Start STORED DATA

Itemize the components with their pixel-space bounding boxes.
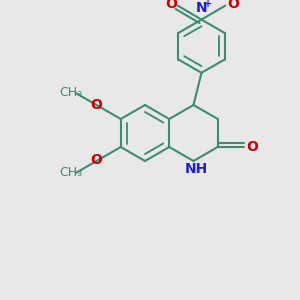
Text: CH₃: CH₃ <box>59 167 83 179</box>
Text: O: O <box>165 0 177 11</box>
Text: O: O <box>227 0 239 11</box>
Text: NH: NH <box>185 162 208 176</box>
Text: +: + <box>204 0 213 9</box>
Text: O: O <box>90 98 102 112</box>
Text: N: N <box>196 1 207 15</box>
Text: O: O <box>90 153 102 166</box>
Text: -: - <box>239 0 244 4</box>
Text: O: O <box>246 140 258 154</box>
Text: CH₃: CH₃ <box>59 85 83 99</box>
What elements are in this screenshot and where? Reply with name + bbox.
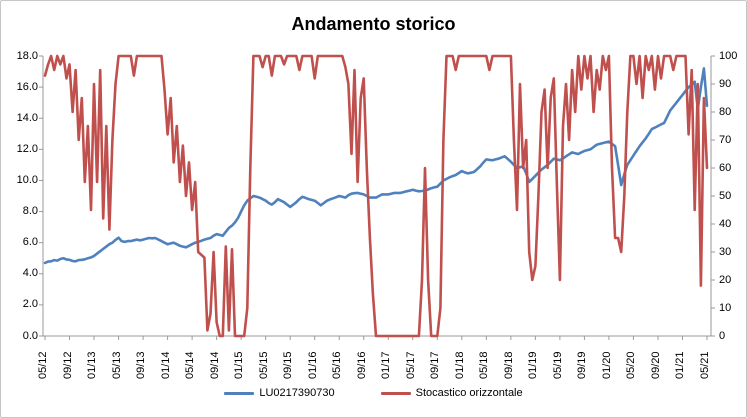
left-axis-tick-label: 12.0: [16, 142, 38, 155]
left-axis-tick-label: 4.0: [22, 267, 38, 280]
x-axis-tick-label: 01/17: [380, 351, 393, 379]
x-axis-tick-label: 09/18: [502, 351, 515, 379]
x-axis-tick-label: 09/15: [282, 351, 295, 379]
series-line-stochastic: [43, 54, 709, 338]
x-axis-tick-label: 01/19: [527, 351, 540, 379]
right-axis-tick-label: 20: [719, 273, 732, 286]
x-axis-tick-label: 05/19: [551, 351, 564, 379]
x-axis-tick-label: 05/14: [184, 351, 197, 379]
legend-label-fund: LU0217390730: [259, 387, 335, 399]
x-axis-tick-label: 01/16: [306, 351, 319, 379]
left-axis-tick-label: 18.0: [16, 49, 38, 62]
right-axis-tick-label: 40: [719, 217, 732, 230]
x-axis-tick-label: 05/18: [478, 351, 491, 379]
x-axis-tick-label: 05/17: [404, 351, 417, 379]
right-axis-tick-label: 60: [719, 161, 732, 174]
left-axis-tick-label: 6.0: [22, 236, 38, 249]
right-axis-tick-label: 10: [719, 301, 732, 314]
x-axis-tick-label: 09/17: [429, 351, 442, 379]
right-axis-tick-label: 50: [719, 189, 732, 202]
x-axis-tick-label: 01/18: [453, 351, 466, 379]
legend-blue-line-icon: [224, 391, 255, 395]
legend-label-stochastic: Stocastico orizzontale: [415, 387, 523, 399]
x-axis-tick-label: 05/15: [257, 351, 270, 379]
left-axis-tick-label: 2.0: [22, 298, 38, 311]
x-axis-tick-label: 09/19: [576, 351, 589, 379]
x-axis-tick-label: 01/15: [233, 351, 246, 379]
legend-item-stochastic[interactable]: Stocastico orizzontale: [380, 387, 523, 399]
left-axis-tick-label: 10.0: [16, 173, 38, 186]
x-axis-tick-label: 09/13: [135, 351, 148, 379]
x-axis-tick-label: 05/16: [331, 351, 344, 379]
series-line-fund: [43, 67, 709, 265]
right-axis-tick-label: 80: [719, 105, 732, 118]
x-axis-tick-label: 05/20: [625, 351, 638, 379]
legend-red-line-icon: [380, 391, 411, 395]
right-axis-tick-label: 100: [719, 49, 738, 62]
right-axis-tick-label: 0: [719, 329, 726, 342]
chart-title: Andamento storico: [291, 14, 456, 34]
x-axis-tick-label: 09/14: [208, 351, 221, 379]
left-axis-tick-label: 0.0: [22, 329, 38, 342]
x-axis-tick-label: 05/21: [699, 351, 711, 379]
legend: LU0217390730 Stocastico orizzontale: [1, 387, 746, 399]
x-axis-tick-label: 01/20: [600, 351, 613, 379]
right-axis-tick-label: 30: [719, 245, 732, 258]
x-axis-tick-label: 09/12: [61, 351, 74, 379]
left-axis-tick-label: 8.0: [22, 205, 38, 218]
left-axis-tick-label: 14.0: [16, 111, 38, 124]
x-axis-tick-label: 01/13: [86, 351, 99, 379]
x-axis-tick-label: 09/16: [355, 351, 368, 379]
right-axis-tick-label: 70: [719, 133, 732, 146]
x-axis-tick-label: 01/14: [159, 351, 172, 379]
left-axis-tick-label: 16.0: [16, 80, 38, 93]
x-axis-tick-label: 05/13: [110, 351, 123, 379]
x-axis-tick-label: 05/12: [37, 351, 49, 379]
x-axis-tick-label: 01/21: [674, 351, 687, 379]
x-axis-tick-label: 09/20: [649, 351, 662, 379]
right-axis-tick-label: 90: [719, 77, 732, 90]
legend-item-fund[interactable]: LU0217390730: [224, 387, 335, 399]
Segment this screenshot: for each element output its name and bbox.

End STORED DATA

* THE TASK *
Rewrite everything from the start of the items down to the line containing "What elements are", replacing "Itemize" with "List" and leaving all else unchanged. Leave the pictures out of the answer.

* SOLUTION *
List the components with their pixel-space bounding boxes.
Text: CH₃: CH₃ <box>59 167 83 179</box>
Text: O: O <box>165 0 177 11</box>
Text: O: O <box>227 0 239 11</box>
Text: NH: NH <box>185 162 208 176</box>
Text: +: + <box>204 0 213 9</box>
Text: O: O <box>90 98 102 112</box>
Text: N: N <box>196 1 207 15</box>
Text: O: O <box>90 153 102 166</box>
Text: -: - <box>239 0 244 4</box>
Text: O: O <box>246 140 258 154</box>
Text: CH₃: CH₃ <box>59 85 83 99</box>
What elements are in this screenshot and where? Reply with name + bbox.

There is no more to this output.